Description of the task =
Reply with one number: the count of lines in the listing that contain the string "this".

Data for the task =
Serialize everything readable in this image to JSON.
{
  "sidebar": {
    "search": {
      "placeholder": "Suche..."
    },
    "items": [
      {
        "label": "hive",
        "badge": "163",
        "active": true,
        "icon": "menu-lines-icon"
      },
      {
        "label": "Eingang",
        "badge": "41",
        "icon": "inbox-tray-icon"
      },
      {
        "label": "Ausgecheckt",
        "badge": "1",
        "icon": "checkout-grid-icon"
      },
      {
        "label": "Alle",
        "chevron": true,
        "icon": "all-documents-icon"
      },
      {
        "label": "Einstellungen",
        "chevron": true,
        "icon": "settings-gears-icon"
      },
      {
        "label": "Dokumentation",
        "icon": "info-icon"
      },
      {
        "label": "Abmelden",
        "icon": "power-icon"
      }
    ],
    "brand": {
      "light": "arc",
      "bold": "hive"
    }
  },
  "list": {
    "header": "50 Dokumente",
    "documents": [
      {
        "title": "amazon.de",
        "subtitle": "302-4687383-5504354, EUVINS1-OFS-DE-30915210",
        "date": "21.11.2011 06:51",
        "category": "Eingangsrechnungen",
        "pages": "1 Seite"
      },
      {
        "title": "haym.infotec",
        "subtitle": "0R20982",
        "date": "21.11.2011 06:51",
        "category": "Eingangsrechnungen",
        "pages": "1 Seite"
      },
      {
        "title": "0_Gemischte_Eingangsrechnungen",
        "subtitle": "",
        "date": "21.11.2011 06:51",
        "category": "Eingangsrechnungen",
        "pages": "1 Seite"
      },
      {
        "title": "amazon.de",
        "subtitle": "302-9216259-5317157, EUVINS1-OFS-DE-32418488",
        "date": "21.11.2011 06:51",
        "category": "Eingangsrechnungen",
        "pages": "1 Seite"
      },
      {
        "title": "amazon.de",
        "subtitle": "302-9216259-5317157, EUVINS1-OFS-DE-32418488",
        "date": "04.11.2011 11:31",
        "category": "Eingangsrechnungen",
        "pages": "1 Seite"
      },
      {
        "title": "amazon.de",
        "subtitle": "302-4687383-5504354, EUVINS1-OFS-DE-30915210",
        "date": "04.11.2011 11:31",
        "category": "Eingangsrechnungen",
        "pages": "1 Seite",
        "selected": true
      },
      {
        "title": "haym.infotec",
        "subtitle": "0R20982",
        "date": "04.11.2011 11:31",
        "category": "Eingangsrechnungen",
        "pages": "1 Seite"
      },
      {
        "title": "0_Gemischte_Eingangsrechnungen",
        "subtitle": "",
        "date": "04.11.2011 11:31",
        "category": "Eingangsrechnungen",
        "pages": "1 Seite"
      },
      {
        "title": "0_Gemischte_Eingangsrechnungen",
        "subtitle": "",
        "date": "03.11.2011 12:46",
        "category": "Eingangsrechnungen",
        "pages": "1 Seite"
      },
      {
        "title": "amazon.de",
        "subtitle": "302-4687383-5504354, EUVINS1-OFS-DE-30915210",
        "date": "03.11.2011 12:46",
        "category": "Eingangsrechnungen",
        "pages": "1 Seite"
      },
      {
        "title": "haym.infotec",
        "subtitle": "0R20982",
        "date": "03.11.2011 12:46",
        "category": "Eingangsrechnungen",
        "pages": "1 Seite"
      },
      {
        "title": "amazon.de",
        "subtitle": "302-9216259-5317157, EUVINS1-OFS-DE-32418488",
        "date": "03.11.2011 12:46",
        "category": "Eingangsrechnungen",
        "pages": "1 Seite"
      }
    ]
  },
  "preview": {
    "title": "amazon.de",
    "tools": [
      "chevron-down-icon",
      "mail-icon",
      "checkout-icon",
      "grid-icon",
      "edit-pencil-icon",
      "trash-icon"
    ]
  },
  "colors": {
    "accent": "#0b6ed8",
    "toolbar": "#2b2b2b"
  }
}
--
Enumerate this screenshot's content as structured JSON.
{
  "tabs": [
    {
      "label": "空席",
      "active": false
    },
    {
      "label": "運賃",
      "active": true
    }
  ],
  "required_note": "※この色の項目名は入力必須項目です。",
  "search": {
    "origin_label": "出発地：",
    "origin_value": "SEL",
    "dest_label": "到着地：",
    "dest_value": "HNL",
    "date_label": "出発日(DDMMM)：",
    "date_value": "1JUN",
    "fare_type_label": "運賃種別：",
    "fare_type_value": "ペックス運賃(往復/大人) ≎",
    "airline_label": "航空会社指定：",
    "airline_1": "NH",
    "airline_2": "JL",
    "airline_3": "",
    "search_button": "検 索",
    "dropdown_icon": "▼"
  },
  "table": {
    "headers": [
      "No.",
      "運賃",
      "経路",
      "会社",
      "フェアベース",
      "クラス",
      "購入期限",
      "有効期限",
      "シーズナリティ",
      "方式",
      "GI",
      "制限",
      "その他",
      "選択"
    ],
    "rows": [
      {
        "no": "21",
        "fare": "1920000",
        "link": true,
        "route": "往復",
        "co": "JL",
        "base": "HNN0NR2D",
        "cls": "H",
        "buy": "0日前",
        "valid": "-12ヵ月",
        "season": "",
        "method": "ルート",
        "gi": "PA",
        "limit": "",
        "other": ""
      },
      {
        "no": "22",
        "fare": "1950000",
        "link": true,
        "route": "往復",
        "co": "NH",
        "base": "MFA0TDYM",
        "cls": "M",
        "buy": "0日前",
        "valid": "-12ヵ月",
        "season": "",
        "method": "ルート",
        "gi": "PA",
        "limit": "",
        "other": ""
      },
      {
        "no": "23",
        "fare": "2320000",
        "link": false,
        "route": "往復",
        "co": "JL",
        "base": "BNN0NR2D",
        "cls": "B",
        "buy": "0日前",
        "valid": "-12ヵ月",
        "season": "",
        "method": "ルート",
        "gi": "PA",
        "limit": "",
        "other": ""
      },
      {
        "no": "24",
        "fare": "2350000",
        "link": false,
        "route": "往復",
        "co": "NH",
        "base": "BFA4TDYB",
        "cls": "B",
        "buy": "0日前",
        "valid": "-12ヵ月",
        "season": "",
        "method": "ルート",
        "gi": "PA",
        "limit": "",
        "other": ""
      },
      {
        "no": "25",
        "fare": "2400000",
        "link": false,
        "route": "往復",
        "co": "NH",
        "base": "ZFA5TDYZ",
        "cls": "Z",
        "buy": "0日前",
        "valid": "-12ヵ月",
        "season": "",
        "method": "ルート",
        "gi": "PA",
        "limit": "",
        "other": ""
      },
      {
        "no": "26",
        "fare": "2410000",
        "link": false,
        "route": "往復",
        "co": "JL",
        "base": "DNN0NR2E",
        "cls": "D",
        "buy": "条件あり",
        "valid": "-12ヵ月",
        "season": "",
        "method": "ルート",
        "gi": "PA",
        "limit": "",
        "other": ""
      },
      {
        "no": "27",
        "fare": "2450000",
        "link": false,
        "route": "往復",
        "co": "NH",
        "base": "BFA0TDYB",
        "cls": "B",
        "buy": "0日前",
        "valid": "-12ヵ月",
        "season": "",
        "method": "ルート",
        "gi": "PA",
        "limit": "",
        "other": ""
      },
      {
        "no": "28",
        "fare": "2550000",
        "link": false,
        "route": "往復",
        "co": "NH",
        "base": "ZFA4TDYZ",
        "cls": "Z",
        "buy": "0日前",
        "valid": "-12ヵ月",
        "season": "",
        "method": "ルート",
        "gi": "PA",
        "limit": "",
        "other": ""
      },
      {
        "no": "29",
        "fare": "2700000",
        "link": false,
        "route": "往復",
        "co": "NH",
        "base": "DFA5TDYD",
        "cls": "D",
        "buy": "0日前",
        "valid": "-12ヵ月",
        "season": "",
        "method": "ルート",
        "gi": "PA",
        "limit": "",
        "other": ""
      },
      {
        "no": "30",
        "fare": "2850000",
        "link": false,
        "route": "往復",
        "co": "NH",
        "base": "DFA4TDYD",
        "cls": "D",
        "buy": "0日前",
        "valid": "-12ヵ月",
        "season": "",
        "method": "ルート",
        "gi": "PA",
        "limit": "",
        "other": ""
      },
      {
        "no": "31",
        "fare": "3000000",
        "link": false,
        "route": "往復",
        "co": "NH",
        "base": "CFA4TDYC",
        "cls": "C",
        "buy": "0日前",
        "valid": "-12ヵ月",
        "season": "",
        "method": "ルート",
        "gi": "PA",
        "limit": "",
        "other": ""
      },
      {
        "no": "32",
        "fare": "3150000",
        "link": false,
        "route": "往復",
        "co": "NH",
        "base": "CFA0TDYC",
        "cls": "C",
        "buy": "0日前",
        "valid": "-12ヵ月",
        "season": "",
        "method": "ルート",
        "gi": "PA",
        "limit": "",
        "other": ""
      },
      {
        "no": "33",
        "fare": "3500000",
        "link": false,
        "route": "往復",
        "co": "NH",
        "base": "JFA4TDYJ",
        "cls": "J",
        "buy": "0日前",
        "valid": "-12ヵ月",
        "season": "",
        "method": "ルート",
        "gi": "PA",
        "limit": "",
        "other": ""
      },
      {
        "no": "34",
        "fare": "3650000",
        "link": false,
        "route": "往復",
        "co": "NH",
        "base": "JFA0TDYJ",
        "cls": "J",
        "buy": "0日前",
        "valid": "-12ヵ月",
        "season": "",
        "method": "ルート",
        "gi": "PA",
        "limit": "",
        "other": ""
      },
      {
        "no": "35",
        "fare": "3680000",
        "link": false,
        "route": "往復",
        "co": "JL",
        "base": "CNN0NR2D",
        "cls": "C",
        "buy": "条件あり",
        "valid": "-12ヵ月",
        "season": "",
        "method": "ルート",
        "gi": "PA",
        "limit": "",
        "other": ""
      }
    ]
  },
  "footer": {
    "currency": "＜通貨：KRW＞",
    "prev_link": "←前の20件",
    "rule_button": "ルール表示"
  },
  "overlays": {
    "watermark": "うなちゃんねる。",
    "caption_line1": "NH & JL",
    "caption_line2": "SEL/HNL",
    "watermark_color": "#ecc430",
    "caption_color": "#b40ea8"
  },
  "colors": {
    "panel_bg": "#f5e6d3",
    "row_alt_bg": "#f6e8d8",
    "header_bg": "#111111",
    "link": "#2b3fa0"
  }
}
==
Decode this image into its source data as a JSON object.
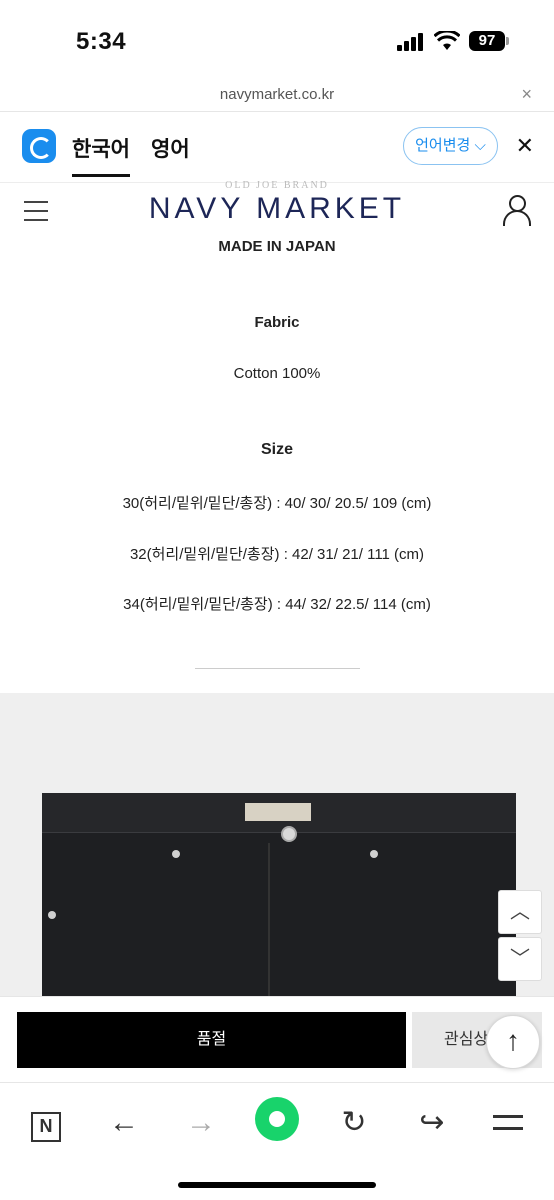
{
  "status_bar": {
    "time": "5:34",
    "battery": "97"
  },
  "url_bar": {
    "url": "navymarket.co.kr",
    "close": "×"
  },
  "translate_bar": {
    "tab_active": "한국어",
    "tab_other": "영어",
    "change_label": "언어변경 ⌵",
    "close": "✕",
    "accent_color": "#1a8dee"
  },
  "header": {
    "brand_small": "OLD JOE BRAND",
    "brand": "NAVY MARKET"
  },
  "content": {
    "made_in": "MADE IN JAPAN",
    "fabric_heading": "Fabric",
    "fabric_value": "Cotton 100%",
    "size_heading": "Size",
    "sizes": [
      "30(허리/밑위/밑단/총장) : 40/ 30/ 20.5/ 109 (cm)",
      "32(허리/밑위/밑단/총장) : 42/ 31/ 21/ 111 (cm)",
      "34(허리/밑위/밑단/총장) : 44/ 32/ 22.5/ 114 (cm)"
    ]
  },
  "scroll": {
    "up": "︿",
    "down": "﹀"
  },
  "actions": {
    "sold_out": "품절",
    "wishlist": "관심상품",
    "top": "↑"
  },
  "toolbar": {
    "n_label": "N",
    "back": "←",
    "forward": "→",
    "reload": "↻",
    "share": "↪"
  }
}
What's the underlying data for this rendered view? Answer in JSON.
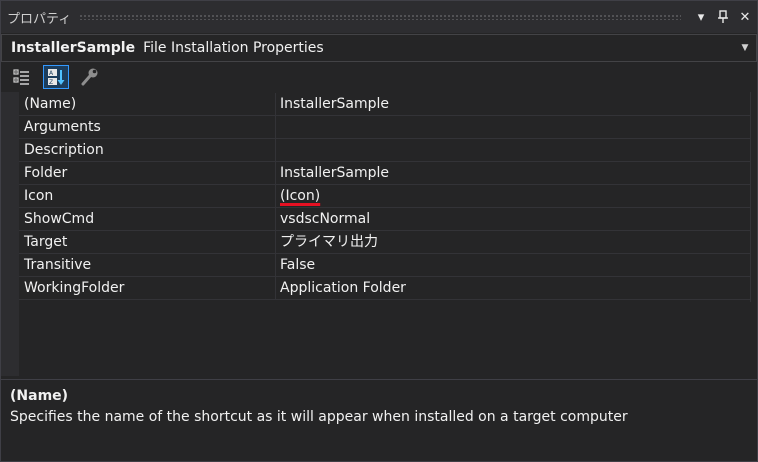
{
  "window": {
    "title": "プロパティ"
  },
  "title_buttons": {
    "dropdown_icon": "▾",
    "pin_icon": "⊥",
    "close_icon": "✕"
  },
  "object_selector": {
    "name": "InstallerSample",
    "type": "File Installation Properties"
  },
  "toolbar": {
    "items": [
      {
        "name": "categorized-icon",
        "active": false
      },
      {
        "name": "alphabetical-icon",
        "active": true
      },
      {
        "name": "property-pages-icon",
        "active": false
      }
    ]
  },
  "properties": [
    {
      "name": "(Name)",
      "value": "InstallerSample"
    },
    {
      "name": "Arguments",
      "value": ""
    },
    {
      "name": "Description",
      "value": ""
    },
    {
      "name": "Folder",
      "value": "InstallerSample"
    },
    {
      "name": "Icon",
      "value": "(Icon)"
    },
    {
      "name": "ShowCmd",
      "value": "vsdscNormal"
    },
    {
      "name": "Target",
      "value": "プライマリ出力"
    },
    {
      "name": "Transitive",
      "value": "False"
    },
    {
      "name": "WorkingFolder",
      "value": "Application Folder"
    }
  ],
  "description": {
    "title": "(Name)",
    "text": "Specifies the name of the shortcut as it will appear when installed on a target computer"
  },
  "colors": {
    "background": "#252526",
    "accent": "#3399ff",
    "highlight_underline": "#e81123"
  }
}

Output =
4